> Exercise prompt
Omit every picture. Return all other data as it stands.

--- START ---

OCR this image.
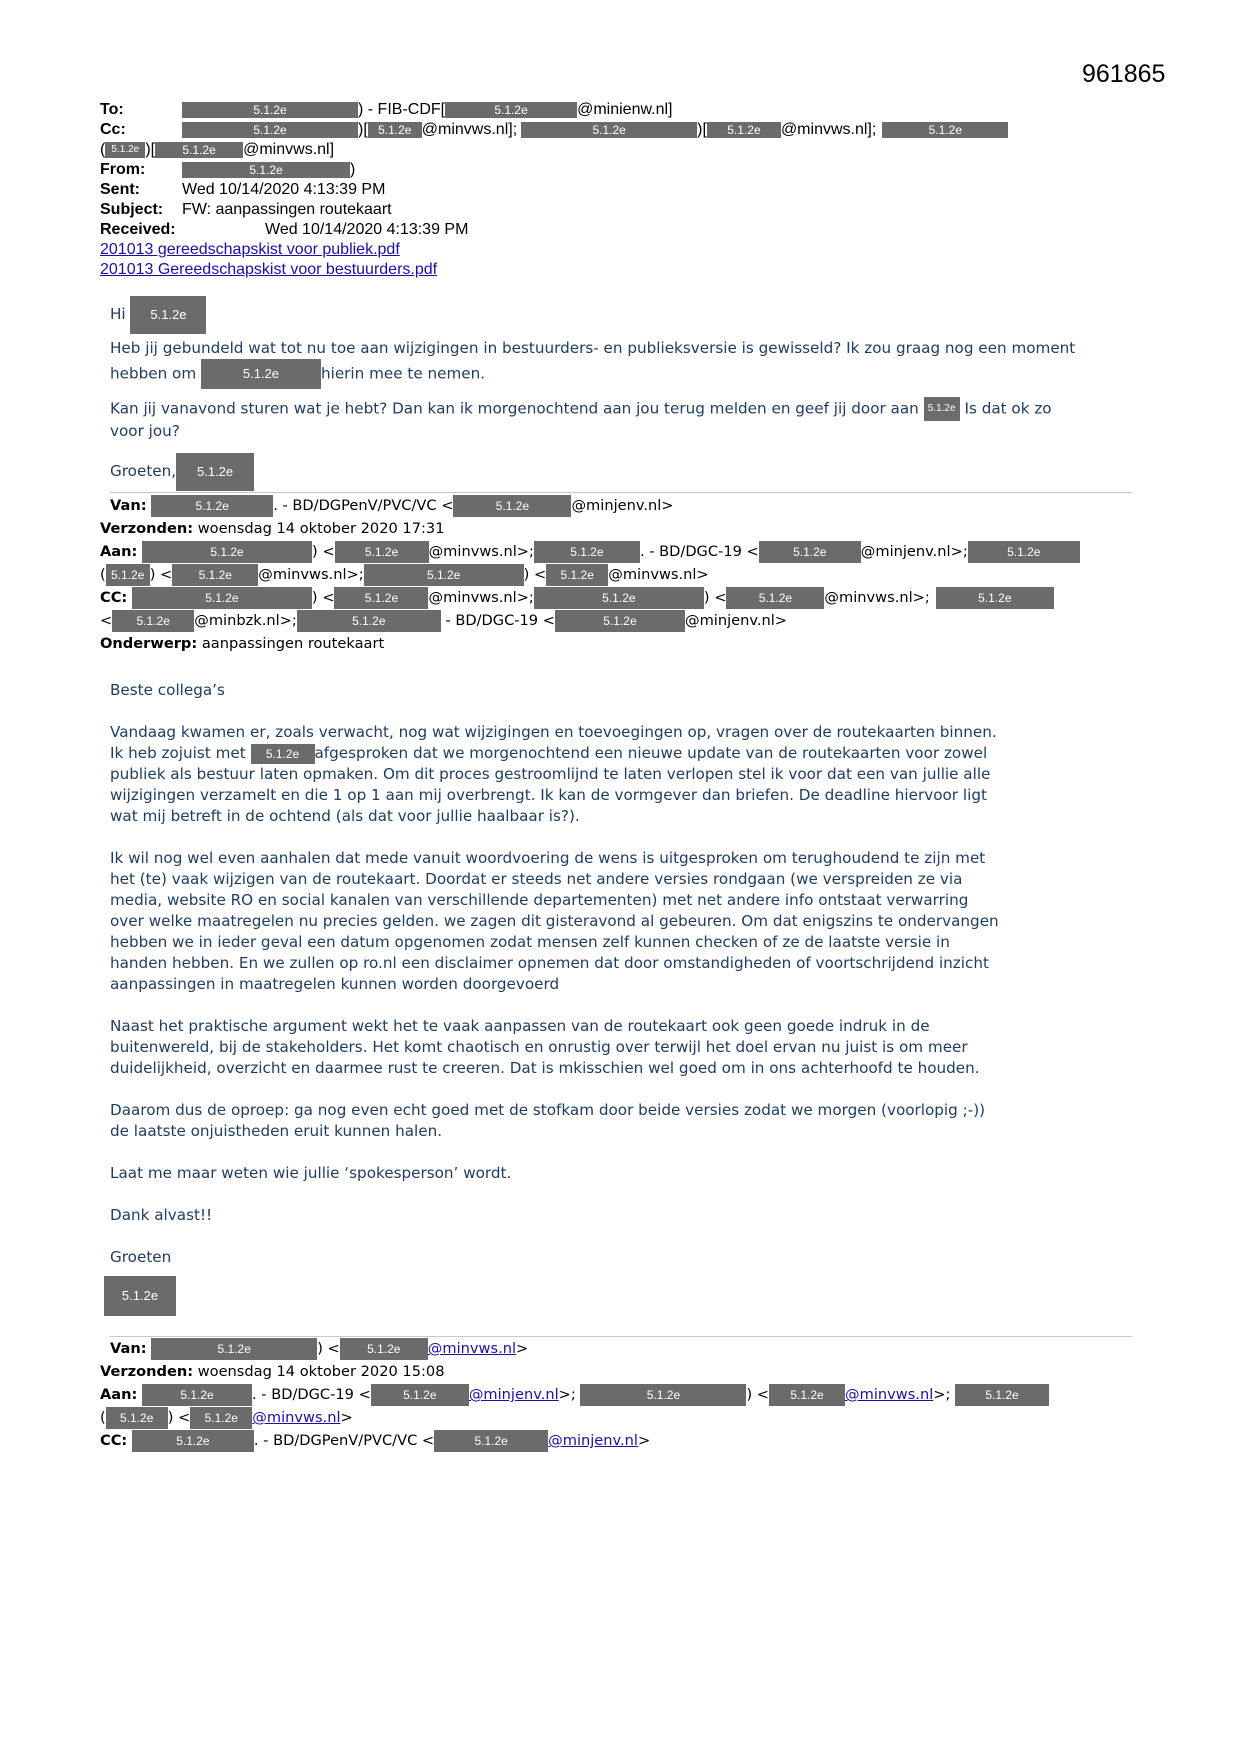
961865
To:	5.1.2e	) - FIB-CDF[	5.1.2e	@minienw.nl]
Cc:	5.1.2e	)[ 5.1.2e @minvws.nl];	5.1.2e	)[ 5.1.2e @minvws.nl];	5.1.2e
( 5.1.2e )[ 5.1.2e @minvws.nl]
From:	5.1.2e	)
Sent:	Wed 10/14/2020 4:13:39 PM
Subject: FW: aanpassingen routekaart
Received:	Wed 10/14/2020 4:13:39 PM
201013 gereedschapskist voor publiek.pdf
201013 Gereedschapskist voor bestuurders.pdf

Hi 5.1.2e

Heb jij gebundeld wat tot nu toe aan wijzigingen in bestuurders- en publieksversie is gewisseld? Ik zou graag nog een moment
hebben om	5.1.2e	hierin mee te nemen.

Kan jij vanavond sturen wat je hebt? Dan kan ik morgenochtend aan jou terug melden en geef jij door aan 5.1.2e Is dat ok zo
voor jou?

Groeten, 5.1.2e

Van:	5.1.2e	. - BD/DGPenV/PVC/VC <	5.1.2e	@minjenv.nl>
Verzonden: woensdag 14 oktober 2020 17:31
Aan:	5.1.2e	) <	5.1.2e @minvws.nl>;	5.1.2e . - BD/DGC-19 <	5.1.2e @minjenv.nl>;	5.1.2e
( 5.1.2e ) < 5.1.2e @minvws.nl>;	5.1.2e	) < 5.1.2e @minvws.nl>
CC:	5.1.2e	) <	5.1.2e @minvws.nl>;	5.1.2e	) <	5.1.2e @minvws.nl>;	5.1.2e
< 5.1.2e @minbzk.nl>;	5.1.2e	- BD/DGC-19 <	5.1.2e	@minjenv.nl>
Onderwerp: aanpassingen routekaart

Beste collega’s

Vandaag kwamen er, zoals verwacht, nog wat wijzigingen en toevoegingen op, vragen over de routekaarten binnen.
Ik heb zojuist met 5.1.2e afgesproken dat we morgenochtend een nieuwe update van de routekaarten voor zowel
publiek als bestuur laten opmaken. Om dit proces gestroomlijnd te laten verlopen stel ik voor dat een van jullie alle
wijzigingen verzamelt en die 1 op 1 aan mij overbrengt. Ik kan de vormgever dan briefen. De deadline hiervoor ligt
wat mij betreft in de ochtend (als dat voor jullie haalbaar is?).

Ik wil nog wel even aanhalen dat mede vanuit woordvoering de wens is uitgesproken om terughoudend te zijn met
het (te) vaak wijzigen van de routekaart. Doordat er steeds net andere versies rondgaan (we verspreiden ze via
media, website RO en social kanalen van verschillende departementen) met net andere info ontstaat verwarring
over welke maatregelen nu precies gelden. we zagen dit gisteravond al gebeuren. Om dat enigszins te ondervangen
hebben we in ieder geval een datum opgenomen zodat mensen zelf kunnen checken of ze de laatste versie in
handen hebben. En we zullen op ro.nl een disclaimer opnemen dat door omstandigheden of voortschrijdend inzicht
aanpassingen in maatregelen kunnen worden doorgevoerd

Naast het praktische argument wekt het te vaak aanpassen van de routekaart ook geen goede indruk in de
buitenwereld, bij de stakeholders. Het komt chaotisch en onrustig over terwijl het doel ervan nu juist is om meer
duidelijkheid, overzicht en daarmee rust te creeren. Dat is mkisschien wel goed om in ons achterhoofd te houden.

Daarom dus de oproep: ga nog even echt goed met de stofkam door beide versies zodat we morgen (voorlopig ;-))
de laatste onjuistheden eruit kunnen halen.

Laat me maar weten wie jullie ‘spokesperson’ wordt.

Dank alvast!!

Groeten

5.1.2e

Van:	5.1.2e	) < 5.1.2e @minvws.nl>
Verzonden: woensdag 14 oktober 2020 15:08
Aan:	5.1.2e	. - BD/DGC-19 <	5.1.2e @minjenv.nl>;	5.1.2e	) < 5.1.2e @minvws.nl>;	5.1.2e
( 5.1.2e ) < 5.1.2e @minvws.nl>
CC:	5.1.2e	. - BD/DGPenV/PVC/VC <	5.1.2e	@minjenv.nl>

--- END ---

> Output for this exercise
OCR this image.
961865
To:	5.1.2e	) - FIB-CDF[	5.1.2e	@minienw.nl]
Cc:	5.1.2e	)[ 5.1.2e @minvws.nl];	5.1.2e	)[ 5.1.2e @minvws.nl];	5.1.2e
( 5.1.2e )[ 5.1.2e @minvws.nl]
From:	5.1.2e	)
Sent:	Wed 10/14/2020 4:13:39 PM
Subject: FW: aanpassingen routekaart
Received:	Wed 10/14/2020 4:13:39 PM
201013 gereedschapskist voor publiek.pdf
201013 Gereedschapskist voor bestuurders.pdf

Hi 5.1.2e

Heb jij gebundeld wat tot nu toe aan wijzigingen in bestuurders- en publieksversie is gewisseld? Ik zou graag nog een moment
hebben om	5.1.2e	hierin mee te nemen.

Kan jij vanavond sturen wat je hebt? Dan kan ik morgenochtend aan jou terug melden en geef jij door aan 5.1.2e Is dat ok zo
voor jou?

Groeten, 5.1.2e

Van:	5.1.2e	. - BD/DGPenV/PVC/VC <	5.1.2e	@minjenv.nl>
Verzonden: woensdag 14 oktober 2020 17:31
Aan:	5.1.2e	) <	5.1.2e @minvws.nl>;	5.1.2e . - BD/DGC-19 <	5.1.2e @minjenv.nl>;	5.1.2e
( 5.1.2e ) < 5.1.2e @minvws.nl>;	5.1.2e	) < 5.1.2e @minvws.nl>
CC:	5.1.2e	) <	5.1.2e @minvws.nl>;	5.1.2e	) <	5.1.2e @minvws.nl>;	5.1.2e
< 5.1.2e @minbzk.nl>;	5.1.2e	- BD/DGC-19 <	5.1.2e	@minjenv.nl>
Onderwerp: aanpassingen routekaart

Beste collega’s

Vandaag kwamen er, zoals verwacht, nog wat wijzigingen en toevoegingen op, vragen over de routekaarten binnen.
Ik heb zojuist met 5.1.2e afgesproken dat we morgenochtend een nieuwe update van de routekaarten voor zowel
publiek als bestuur laten opmaken. Om dit proces gestroomlijnd te laten verlopen stel ik voor dat een van jullie alle
wijzigingen verzamelt en die 1 op 1 aan mij overbrengt. Ik kan de vormgever dan briefen. De deadline hiervoor ligt
wat mij betreft in de ochtend (als dat voor jullie haalbaar is?).

Ik wil nog wel even aanhalen dat mede vanuit woordvoering de wens is uitgesproken om terughoudend te zijn met
het (te) vaak wijzigen van de routekaart. Doordat er steeds net andere versies rondgaan (we verspreiden ze via
media, website RO en social kanalen van verschillende departementen) met net andere info ontstaat verwarring
over welke maatregelen nu precies gelden. we zagen dit gisteravond al gebeuren. Om dat enigszins te ondervangen
hebben we in ieder geval een datum opgenomen zodat mensen zelf kunnen checken of ze de laatste versie in
handen hebben. En we zullen op ro.nl een disclaimer opnemen dat door omstandigheden of voortschrijdend inzicht
aanpassingen in maatregelen kunnen worden doorgevoerd

Naast het praktische argument wekt het te vaak aanpassen van de routekaart ook geen goede indruk in de
buitenwereld, bij de stakeholders. Het komt chaotisch en onrustig over terwijl het doel ervan nu juist is om meer
duidelijkheid, overzicht en daarmee rust te creeren. Dat is mkisschien wel goed om in ons achterhoofd te houden.

Daarom dus de oproep: ga nog even echt goed met de stofkam door beide versies zodat we morgen (voorlopig ;-))
de laatste onjuistheden eruit kunnen halen.

Laat me maar weten wie jullie ‘spokesperson’ wordt.

Dank alvast!!

Groeten

5.1.2e

Van:	5.1.2e	) < 5.1.2e @minvws.nl>
Verzonden: woensdag 14 oktober 2020 15:08
Aan:	5.1.2e	. - BD/DGC-19 <	5.1.2e @minjenv.nl>;	5.1.2e	) < 5.1.2e @minvws.nl>;	5.1.2e
( 5.1.2e ) < 5.1.2e @minvws.nl>
CC:	5.1.2e	. - BD/DGPenV/PVC/VC <	5.1.2e	@minjenv.nl>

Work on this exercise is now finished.